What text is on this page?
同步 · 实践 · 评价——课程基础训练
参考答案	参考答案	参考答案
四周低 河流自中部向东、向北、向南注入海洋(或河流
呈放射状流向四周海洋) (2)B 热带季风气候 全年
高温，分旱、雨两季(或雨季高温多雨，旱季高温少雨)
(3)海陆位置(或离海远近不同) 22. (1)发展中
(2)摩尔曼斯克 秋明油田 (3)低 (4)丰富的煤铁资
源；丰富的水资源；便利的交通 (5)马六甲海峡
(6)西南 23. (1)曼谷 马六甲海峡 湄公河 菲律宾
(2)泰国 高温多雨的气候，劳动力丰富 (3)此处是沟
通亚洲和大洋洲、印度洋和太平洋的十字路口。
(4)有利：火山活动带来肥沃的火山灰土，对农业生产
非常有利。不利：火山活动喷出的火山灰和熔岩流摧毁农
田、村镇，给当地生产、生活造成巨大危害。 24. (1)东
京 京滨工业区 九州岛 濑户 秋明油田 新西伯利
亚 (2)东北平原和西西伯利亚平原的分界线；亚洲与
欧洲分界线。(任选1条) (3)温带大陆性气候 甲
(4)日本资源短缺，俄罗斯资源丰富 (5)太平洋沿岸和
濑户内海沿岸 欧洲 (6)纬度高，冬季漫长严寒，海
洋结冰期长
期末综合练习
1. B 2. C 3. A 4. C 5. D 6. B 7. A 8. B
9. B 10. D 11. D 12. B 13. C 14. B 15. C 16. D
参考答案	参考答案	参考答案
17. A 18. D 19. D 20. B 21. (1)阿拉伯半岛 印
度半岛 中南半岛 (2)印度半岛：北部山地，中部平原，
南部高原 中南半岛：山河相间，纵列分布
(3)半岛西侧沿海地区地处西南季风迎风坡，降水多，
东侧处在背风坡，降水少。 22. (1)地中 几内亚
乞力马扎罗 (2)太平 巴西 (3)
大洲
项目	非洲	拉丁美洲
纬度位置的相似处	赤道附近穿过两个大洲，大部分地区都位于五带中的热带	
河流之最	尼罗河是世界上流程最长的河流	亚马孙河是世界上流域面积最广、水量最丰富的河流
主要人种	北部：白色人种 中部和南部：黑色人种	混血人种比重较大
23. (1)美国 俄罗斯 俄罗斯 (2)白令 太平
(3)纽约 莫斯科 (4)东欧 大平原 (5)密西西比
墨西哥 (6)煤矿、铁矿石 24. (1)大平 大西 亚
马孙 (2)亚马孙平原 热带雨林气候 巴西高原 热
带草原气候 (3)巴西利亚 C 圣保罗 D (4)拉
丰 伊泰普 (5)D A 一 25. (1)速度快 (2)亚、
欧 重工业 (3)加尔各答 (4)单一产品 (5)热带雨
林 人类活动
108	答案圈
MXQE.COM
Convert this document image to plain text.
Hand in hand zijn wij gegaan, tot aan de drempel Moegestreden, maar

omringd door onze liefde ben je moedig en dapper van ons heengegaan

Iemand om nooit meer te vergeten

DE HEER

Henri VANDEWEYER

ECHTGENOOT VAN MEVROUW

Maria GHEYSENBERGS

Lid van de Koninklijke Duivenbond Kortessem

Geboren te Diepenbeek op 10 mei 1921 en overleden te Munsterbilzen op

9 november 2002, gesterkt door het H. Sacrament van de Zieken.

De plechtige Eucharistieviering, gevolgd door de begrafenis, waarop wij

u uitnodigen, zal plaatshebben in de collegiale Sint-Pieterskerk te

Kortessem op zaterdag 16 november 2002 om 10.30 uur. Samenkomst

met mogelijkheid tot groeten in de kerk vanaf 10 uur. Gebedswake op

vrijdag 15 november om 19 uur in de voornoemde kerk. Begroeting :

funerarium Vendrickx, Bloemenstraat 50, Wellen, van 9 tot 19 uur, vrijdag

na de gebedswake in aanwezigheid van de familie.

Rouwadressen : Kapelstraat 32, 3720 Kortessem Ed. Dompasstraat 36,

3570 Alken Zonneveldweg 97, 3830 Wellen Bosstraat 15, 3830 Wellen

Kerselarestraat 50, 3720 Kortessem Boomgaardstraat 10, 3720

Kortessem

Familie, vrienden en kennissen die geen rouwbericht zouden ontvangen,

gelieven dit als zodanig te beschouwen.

──────────

• [The request]
Using the listing above, show every line that includes the string "秋明油田".

• [Right answer]
(2)摩尔曼斯克 秋明油田 (3)低 (4)丰富的煤铁资
京 京滨工业区 九州岛 濑户 秋明油田 新西伯利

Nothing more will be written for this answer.